Exercise goal
Search the records below for the word "Manuscript" and show every line where it occurs.

--- Records for the exercise ---

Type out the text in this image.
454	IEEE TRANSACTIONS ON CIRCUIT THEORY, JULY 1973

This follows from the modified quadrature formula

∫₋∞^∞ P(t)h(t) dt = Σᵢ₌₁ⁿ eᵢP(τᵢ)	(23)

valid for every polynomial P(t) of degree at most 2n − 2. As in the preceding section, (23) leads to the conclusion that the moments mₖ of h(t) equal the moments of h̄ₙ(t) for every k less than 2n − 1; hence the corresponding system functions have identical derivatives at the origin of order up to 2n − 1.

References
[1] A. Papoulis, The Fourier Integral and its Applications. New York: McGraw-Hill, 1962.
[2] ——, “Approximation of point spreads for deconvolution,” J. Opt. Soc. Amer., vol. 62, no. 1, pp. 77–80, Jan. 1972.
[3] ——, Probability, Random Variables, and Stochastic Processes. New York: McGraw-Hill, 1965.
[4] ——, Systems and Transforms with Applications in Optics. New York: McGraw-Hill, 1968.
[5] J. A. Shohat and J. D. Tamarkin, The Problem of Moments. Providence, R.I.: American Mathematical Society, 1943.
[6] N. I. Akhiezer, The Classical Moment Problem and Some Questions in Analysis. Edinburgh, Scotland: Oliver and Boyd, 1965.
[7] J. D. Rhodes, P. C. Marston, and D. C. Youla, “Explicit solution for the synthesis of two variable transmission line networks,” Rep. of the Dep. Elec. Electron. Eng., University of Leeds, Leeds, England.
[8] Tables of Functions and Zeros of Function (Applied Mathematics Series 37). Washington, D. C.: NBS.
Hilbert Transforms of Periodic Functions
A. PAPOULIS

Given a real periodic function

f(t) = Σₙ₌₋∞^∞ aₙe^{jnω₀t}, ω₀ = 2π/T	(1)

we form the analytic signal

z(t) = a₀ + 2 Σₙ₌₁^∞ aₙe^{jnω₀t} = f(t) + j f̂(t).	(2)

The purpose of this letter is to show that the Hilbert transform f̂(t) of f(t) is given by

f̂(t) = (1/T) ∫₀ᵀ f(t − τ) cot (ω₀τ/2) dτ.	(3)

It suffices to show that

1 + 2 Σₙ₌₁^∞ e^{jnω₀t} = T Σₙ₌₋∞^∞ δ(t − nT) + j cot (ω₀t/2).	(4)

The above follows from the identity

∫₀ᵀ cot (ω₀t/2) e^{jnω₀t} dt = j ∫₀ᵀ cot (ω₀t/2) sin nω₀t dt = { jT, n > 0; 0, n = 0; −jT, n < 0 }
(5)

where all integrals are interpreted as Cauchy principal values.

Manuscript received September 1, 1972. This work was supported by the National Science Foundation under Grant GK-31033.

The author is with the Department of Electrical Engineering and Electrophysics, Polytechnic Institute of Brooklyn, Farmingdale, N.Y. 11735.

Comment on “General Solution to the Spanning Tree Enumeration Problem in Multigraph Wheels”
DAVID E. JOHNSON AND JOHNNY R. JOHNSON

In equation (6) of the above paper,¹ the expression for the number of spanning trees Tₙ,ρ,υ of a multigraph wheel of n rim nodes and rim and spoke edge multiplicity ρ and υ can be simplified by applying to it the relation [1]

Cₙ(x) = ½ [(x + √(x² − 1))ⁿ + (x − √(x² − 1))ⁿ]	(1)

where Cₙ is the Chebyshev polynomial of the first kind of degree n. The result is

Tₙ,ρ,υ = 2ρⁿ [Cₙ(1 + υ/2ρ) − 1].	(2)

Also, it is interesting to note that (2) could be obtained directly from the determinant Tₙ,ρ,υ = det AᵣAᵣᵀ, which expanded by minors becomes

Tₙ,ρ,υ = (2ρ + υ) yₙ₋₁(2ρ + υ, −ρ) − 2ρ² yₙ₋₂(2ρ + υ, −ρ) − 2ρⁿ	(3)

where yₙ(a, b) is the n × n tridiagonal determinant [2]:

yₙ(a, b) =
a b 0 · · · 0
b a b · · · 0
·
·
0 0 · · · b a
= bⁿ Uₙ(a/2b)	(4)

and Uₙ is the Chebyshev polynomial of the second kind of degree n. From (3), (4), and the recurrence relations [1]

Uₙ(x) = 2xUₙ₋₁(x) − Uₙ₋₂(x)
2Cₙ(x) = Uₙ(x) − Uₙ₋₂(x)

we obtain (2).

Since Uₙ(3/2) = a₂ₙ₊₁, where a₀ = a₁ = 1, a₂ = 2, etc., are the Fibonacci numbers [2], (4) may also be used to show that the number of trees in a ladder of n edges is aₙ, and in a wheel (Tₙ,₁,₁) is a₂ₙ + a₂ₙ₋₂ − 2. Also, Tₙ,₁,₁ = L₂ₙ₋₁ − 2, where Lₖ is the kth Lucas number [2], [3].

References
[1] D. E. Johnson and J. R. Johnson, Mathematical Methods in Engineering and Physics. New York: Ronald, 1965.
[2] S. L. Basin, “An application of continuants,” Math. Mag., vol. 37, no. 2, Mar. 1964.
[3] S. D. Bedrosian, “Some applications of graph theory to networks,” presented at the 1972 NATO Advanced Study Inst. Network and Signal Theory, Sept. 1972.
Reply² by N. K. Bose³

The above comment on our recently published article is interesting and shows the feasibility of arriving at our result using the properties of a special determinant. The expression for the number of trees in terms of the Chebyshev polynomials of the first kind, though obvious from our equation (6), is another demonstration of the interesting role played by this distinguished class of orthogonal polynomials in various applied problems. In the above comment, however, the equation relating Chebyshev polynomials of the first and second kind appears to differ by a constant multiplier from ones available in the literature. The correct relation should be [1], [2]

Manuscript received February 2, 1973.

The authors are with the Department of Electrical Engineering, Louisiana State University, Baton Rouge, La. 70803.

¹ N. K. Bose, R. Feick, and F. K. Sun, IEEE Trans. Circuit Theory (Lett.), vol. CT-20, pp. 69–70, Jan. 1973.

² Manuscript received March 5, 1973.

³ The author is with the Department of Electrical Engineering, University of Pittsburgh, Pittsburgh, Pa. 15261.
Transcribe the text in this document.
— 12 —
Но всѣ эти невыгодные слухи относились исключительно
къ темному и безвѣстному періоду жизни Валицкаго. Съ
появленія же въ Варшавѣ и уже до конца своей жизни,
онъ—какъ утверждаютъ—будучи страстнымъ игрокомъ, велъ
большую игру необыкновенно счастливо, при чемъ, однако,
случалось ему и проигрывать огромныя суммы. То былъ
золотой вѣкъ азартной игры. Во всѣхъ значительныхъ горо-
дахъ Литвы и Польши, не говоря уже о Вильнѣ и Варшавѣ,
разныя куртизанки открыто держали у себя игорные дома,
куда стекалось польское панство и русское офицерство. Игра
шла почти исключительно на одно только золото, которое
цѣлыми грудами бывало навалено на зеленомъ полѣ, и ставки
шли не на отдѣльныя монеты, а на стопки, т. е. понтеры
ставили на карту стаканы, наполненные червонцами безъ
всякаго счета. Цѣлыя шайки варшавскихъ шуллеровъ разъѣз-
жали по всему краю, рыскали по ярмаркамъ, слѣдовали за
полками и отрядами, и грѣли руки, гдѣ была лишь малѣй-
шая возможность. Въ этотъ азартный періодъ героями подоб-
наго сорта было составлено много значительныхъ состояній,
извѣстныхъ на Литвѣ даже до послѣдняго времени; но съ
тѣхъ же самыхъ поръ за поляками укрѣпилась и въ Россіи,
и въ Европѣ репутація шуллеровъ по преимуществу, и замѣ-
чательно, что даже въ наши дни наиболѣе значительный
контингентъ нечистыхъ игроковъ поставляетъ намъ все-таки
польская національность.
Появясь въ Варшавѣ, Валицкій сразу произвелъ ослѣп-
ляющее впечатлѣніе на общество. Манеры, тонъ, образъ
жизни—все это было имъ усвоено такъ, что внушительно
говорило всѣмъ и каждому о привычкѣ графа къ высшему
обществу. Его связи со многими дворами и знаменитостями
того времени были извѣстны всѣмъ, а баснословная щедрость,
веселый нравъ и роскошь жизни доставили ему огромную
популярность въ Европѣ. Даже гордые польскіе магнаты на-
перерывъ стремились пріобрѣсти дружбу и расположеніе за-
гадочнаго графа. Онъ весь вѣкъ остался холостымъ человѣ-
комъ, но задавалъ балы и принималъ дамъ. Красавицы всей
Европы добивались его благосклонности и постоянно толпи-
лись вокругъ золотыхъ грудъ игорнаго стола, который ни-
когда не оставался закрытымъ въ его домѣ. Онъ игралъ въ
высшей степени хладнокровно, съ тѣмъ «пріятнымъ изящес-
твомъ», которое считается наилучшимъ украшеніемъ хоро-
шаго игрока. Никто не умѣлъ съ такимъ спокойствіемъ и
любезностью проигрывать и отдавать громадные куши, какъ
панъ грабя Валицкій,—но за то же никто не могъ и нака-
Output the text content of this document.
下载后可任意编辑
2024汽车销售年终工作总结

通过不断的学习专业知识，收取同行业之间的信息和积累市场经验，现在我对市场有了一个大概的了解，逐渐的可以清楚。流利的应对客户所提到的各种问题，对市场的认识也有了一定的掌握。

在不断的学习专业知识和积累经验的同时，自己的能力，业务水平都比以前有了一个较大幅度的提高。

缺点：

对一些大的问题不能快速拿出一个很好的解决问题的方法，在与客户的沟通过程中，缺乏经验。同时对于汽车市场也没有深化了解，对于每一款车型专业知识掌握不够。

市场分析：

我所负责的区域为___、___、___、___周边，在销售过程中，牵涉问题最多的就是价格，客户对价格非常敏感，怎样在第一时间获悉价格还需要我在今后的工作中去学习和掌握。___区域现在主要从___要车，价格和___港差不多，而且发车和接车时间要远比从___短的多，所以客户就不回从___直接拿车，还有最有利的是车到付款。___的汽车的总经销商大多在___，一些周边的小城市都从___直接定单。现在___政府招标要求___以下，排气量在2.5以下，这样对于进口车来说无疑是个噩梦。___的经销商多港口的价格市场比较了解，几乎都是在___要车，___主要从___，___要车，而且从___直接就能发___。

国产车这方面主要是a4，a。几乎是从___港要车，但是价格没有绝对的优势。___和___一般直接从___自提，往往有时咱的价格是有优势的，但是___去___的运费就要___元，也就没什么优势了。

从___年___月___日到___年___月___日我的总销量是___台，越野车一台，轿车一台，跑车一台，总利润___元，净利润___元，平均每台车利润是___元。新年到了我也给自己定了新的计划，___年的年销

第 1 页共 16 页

---

Full output
Manuscript received September 1, 1972. This work was supported by the National Science Foundation under Grant GK-31033.
Manuscript received February 2, 1973.
² Manuscript received March 5, 1973.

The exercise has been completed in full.